Youth and youth worker sitting at a picnic table
Camp is an amazingly unique and powerful experience - especially residential or overnight camps. For many first-time campers, this is the first time away from family and with so many other youth their age for an extended period of time. This new environment - physical and social - often comes with some big feelings. 

A well-designed, high quality youth camp can be a great opportunity for campers to learn about and practice navigating their emotions and reactions. Let’s dig into some tips...

Design programs to support campers:

  • Create space in the schedule for smaller groups of campers and counselors to get to know each other.
  • Have the opening session of camp outside! An open space can be easier to hear than a loud room.
  • Share a basic schedule both verbally and posted in writing so campers know what to expect.
  • Staff can model interactions with youth - specifically during transitions and meal time.
  • Think about the location or space for each activity. The size of the space should align with the number of youth. Be aware of closeness to other small groups.

■ Collected data ■
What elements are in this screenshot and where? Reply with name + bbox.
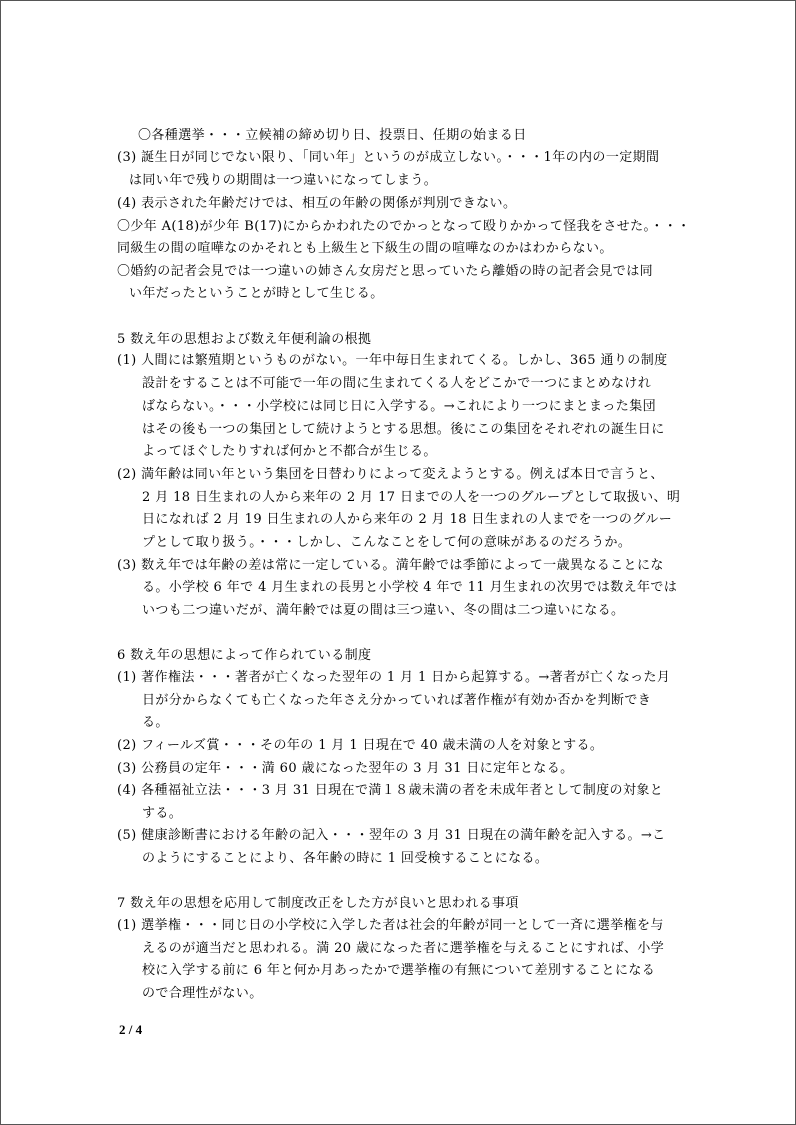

■ What is needed ■
Transcribe the passage on supporting youth campers above, word for word and in full.

■ Correct output ■
Youth and youth worker sitting at a picnic table
Camp is an amazingly unique and powerful experience - especially residential or overnight camps. For many first-time campers, this is the first time away from family and with so many other youth their age for an extended period of time. This new environment - physical and social - often comes with some big feelings. 

A well-designed, high quality youth camp can be a great opportunity for campers to learn about and practice navigating their emotions and reactions. Let’s dig into some tips...

Design programs to support campers:

  • Create space in the schedule for smaller groups of campers and counselors to get to know each other.
  • Have the opening session of camp outside! An open space can be easier to hear than a loud room.
  • Share a basic schedule both verbally and posted in writing so campers know what to expect.
  • Staff can model interactions with youth - specifically during transitions and meal time.
  • Think about the location or space for each activity. The size of the space should align with the number of youth. Be aware of closeness to other small groups.